== Dataset
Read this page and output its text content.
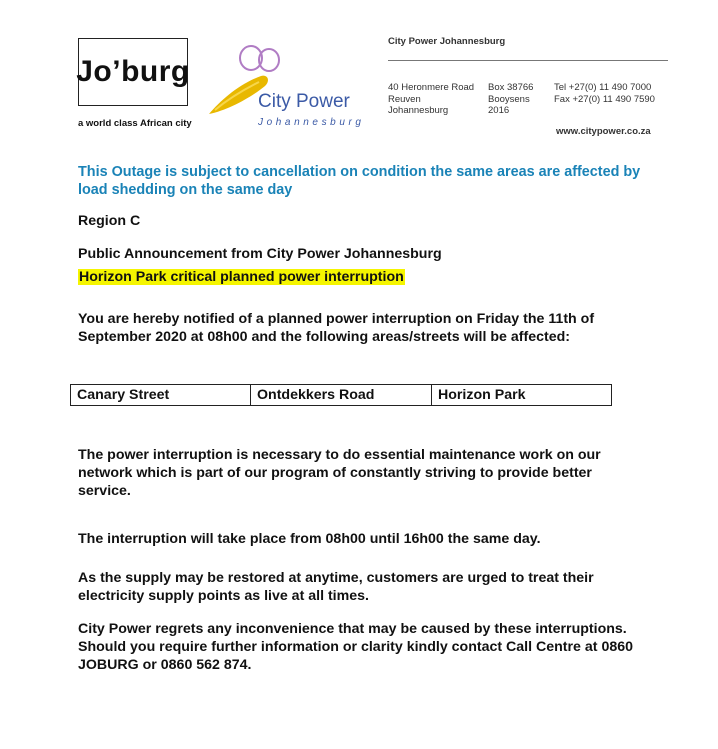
Jo’burg
a world class African city
City Power
Johannesburg
City Power Johannesburg
40 Heronmere Road
Reuven
Johannesburg
Box 38766
Booysens
2016
Tel +27(0) 11 490 7000
Fax +27(0) 11 490 7590
www.citypower.co.za
This Outage is subject to cancellation on condition the same areas are affected by load shedding on the same day
Region C
Public Announcement from City Power Johannesburg
Horizon Park critical planned power interruption
You are hereby notified of a planned power interruption on Friday the 11th of September 2020 at 08h00 and the following areas/streets will be affected:
Canary Street	Ontdekkers Road	Horizon Park
The power interruption is necessary to do essential maintenance work on our network which is part of our program of constantly striving to provide better service.
The interruption will take place from 08h00 until 16h00 the same day.
As the supply may be restored at anytime, customers are urged to treat their electricity supply points as live at all times.
City Power regrets any inconvenience that may be caused by these interruptions. Should you require further information or clarity kindly contact Call Centre at 0860 JOBURG or 0860 562 874.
====
_What you need to do_: Transcribe the listing in full. Omit the pictures and keep every line exact.

_Answer to this problem_:
Read this page and output its text content.
Jo’burg
a world class African city
City Power
Johannesburg
City Power Johannesburg
40 Heronmere Road
Reuven
Johannesburg
Box 38766
Booysens
2016
Tel +27(0) 11 490 7000
Fax +27(0) 11 490 7590
www.citypower.co.za
This Outage is subject to cancellation on condition the same areas are affected by load shedding on the same day
Region C
Public Announcement from City Power Johannesburg
Horizon Park critical planned power interruption
You are hereby notified of a planned power interruption on Friday the 11th of September 2020 at 08h00 and the following areas/streets will be affected:
Canary Street	Ontdekkers Road	Horizon Park
The power interruption is necessary to do essential maintenance work on our network which is part of our program of constantly striving to provide better service.
The interruption will take place from 08h00 until 16h00 the same day.
As the supply may be restored at anytime, customers are urged to treat their electricity supply points as live at all times.
City Power regrets any inconvenience that may be caused by these interruptions. Should you require further information or clarity kindly contact Call Centre at 0860 JOBURG or 0860 562 874.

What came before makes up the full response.